**** Data entries
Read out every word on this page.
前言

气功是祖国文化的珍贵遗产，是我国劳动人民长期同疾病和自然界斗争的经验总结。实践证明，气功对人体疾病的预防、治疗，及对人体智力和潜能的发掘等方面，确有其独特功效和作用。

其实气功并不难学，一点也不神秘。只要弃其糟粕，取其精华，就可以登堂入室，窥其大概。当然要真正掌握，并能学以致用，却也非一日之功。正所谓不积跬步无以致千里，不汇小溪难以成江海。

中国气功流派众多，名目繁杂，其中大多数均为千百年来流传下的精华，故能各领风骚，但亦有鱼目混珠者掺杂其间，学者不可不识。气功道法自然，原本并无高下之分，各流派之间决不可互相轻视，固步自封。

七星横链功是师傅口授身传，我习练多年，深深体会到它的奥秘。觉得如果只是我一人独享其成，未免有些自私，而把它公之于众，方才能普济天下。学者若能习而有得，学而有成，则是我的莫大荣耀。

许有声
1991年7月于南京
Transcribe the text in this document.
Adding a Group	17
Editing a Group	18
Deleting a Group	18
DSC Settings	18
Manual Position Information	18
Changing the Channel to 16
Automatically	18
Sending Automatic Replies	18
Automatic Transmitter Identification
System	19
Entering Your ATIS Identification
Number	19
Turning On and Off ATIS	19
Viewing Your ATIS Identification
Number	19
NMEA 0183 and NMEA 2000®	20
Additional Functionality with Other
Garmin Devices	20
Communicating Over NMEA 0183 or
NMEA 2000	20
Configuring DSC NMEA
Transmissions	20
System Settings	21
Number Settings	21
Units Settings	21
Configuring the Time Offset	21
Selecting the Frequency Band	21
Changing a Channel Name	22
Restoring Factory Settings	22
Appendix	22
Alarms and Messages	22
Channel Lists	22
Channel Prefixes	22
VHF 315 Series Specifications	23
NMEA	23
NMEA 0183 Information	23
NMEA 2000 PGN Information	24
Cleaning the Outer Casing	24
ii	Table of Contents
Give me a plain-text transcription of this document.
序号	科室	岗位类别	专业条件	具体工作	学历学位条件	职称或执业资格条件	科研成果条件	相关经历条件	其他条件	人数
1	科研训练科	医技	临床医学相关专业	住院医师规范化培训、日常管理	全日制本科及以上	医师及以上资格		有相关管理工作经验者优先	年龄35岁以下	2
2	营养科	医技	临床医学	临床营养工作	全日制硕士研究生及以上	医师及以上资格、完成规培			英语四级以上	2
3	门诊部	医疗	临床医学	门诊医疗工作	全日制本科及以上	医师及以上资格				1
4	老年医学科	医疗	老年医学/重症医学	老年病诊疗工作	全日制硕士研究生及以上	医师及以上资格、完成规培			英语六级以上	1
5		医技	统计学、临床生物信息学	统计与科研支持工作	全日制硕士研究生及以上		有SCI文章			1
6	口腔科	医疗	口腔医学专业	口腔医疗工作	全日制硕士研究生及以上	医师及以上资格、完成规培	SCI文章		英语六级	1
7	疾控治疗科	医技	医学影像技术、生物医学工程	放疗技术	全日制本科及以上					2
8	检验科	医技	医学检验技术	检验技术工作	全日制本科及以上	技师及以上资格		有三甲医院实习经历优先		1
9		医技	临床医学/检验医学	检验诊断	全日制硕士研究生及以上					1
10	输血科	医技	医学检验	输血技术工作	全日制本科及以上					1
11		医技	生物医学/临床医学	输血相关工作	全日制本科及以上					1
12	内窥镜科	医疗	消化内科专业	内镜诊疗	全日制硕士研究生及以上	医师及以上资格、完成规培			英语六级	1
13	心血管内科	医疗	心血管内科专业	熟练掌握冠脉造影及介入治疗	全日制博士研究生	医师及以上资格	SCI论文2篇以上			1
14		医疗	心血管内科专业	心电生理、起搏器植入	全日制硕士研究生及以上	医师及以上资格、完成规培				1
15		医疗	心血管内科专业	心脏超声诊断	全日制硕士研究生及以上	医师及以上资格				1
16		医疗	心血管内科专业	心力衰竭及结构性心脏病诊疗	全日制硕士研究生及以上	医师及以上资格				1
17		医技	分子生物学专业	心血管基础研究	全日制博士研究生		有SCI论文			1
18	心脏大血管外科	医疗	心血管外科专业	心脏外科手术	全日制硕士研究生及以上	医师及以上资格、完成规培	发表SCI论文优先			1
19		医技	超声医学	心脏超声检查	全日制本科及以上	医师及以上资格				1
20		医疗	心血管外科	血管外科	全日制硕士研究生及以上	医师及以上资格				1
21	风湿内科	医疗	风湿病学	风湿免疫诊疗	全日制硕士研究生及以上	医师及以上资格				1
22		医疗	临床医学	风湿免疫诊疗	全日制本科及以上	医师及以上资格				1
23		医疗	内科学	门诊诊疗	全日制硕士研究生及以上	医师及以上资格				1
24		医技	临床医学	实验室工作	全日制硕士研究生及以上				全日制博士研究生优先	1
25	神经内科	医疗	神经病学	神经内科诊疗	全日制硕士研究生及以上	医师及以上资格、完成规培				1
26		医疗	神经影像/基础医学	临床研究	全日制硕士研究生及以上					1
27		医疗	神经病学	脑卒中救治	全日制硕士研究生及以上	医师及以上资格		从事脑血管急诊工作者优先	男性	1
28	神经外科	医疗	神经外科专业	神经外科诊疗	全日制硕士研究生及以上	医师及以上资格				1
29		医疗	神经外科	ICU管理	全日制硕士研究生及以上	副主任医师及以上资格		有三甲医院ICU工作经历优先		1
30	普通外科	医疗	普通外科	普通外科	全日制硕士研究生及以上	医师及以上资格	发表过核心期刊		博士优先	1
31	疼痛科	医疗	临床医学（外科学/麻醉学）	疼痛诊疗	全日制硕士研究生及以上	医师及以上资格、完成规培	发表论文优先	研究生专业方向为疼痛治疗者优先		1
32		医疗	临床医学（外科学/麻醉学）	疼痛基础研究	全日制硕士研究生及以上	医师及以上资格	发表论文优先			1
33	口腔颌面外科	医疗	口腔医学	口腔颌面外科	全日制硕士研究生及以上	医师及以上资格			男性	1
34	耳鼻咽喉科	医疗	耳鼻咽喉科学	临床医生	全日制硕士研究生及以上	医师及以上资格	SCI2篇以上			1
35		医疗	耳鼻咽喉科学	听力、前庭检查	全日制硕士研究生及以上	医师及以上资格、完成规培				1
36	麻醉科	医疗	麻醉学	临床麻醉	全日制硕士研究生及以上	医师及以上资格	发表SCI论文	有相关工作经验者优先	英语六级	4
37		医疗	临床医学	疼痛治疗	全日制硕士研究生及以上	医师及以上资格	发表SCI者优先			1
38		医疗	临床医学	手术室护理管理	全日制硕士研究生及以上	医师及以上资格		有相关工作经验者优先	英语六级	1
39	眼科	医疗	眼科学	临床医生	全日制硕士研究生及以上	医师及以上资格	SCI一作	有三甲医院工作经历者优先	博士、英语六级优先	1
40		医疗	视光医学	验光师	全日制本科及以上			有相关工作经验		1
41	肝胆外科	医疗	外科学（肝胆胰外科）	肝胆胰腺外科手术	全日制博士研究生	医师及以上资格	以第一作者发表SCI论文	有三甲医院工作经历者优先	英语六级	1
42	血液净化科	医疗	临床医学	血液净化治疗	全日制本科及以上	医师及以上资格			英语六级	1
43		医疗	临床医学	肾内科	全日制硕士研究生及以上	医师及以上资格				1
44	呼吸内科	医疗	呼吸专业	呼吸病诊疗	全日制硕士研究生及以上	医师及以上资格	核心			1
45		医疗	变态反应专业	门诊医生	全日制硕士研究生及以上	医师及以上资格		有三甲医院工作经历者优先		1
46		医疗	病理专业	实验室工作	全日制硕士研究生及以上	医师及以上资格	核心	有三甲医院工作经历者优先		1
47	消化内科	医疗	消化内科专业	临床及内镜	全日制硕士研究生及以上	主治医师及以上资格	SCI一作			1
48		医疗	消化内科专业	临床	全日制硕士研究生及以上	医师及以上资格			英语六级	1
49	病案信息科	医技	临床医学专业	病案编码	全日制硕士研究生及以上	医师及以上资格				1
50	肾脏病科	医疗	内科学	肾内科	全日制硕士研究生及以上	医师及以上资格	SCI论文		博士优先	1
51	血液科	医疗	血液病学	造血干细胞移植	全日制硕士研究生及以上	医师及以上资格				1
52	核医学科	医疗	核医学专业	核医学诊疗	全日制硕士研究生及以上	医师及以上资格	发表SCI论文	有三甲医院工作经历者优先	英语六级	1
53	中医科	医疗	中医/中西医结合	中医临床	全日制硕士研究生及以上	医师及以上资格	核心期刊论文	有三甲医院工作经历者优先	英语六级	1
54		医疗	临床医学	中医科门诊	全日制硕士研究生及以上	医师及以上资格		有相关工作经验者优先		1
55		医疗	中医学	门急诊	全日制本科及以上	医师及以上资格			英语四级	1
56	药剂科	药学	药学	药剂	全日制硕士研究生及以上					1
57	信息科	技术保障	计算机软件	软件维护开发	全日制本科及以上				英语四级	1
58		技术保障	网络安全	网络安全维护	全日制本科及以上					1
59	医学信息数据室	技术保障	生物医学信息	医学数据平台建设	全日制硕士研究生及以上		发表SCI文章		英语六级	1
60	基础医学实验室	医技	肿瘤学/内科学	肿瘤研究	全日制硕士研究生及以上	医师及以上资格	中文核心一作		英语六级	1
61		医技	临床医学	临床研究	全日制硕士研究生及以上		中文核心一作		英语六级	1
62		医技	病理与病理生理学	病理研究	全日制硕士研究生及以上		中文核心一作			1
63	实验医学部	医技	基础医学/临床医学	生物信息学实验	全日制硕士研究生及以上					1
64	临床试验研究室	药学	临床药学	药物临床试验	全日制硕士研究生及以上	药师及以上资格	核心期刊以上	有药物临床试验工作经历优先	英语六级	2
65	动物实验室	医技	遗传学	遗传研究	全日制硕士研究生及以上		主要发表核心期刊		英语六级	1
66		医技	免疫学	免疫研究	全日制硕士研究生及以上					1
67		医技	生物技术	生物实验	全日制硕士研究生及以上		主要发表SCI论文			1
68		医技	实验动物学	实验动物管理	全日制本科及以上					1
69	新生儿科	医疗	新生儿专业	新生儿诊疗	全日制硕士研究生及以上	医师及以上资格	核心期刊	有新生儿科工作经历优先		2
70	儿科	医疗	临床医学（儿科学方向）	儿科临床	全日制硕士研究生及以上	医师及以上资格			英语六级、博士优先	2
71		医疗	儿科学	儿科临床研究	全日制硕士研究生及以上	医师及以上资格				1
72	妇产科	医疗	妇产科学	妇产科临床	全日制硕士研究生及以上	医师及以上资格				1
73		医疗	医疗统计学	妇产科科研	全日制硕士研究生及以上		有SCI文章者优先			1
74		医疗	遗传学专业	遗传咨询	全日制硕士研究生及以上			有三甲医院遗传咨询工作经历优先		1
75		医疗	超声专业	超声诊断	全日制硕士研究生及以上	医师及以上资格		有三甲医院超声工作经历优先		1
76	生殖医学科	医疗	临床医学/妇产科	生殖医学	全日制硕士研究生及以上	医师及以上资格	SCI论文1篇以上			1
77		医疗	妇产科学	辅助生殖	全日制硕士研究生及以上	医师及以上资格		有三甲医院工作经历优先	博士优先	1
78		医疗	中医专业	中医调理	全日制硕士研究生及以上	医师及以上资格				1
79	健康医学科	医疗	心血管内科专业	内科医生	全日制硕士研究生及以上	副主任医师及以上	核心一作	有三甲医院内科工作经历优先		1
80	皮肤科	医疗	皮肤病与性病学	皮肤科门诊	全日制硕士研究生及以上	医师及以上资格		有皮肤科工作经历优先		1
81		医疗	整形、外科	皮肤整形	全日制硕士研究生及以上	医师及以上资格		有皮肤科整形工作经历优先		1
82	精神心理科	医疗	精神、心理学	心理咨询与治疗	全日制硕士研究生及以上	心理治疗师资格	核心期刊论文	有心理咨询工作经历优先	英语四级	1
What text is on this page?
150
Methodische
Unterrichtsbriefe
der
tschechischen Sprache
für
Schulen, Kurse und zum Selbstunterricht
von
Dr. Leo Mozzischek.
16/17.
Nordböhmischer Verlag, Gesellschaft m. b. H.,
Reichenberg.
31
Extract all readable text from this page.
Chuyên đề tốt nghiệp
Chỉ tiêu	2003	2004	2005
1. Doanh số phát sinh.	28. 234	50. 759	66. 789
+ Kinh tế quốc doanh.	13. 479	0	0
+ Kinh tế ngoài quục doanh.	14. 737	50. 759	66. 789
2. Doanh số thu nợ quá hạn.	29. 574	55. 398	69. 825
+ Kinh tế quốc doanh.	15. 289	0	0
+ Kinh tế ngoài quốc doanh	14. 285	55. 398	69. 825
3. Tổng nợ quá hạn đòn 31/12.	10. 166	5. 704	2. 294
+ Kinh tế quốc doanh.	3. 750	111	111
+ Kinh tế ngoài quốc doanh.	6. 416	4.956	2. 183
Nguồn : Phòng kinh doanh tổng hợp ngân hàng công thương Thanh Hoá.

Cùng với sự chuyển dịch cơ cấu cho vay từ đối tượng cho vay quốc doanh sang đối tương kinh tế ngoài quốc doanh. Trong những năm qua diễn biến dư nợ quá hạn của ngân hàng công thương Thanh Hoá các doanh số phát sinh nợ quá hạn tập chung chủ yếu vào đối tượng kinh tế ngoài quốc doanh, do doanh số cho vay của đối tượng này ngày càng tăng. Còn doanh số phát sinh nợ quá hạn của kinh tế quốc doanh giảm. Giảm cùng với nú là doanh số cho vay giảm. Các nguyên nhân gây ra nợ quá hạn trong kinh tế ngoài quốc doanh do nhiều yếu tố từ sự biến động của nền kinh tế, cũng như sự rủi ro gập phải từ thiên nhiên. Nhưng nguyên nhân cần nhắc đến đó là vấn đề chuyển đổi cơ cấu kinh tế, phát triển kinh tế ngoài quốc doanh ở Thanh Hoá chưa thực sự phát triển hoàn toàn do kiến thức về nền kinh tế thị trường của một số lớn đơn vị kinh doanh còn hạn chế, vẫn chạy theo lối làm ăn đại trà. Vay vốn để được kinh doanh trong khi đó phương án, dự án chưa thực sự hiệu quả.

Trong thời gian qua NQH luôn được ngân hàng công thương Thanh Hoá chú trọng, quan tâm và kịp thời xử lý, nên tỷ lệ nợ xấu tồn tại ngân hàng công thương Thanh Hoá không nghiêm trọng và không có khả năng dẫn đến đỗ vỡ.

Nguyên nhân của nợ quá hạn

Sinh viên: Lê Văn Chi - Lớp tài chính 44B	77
********
■ What to do
Consider the entries above and return each line with the string "博士优先".

■ Complete answer
30	普通外科	医疗	普通外科	普通外科	全日制硕士研究生及以上	医师及以上资格	发表过核心期刊		博士优先	1
50	肾脏病科	医疗	内科学	肾内科	全日制硕士研究生及以上	医师及以上资格	SCI论文		博士优先	1
70	儿科	医疗	临床医学（儿科学方向）	儿科临床	全日制硕士研究生及以上	医师及以上资格			英语六级、博士优先	2
77		医疗	妇产科学	辅助生殖	全日制硕士研究生及以上	医师及以上资格		有三甲医院工作经历优先	博士优先	1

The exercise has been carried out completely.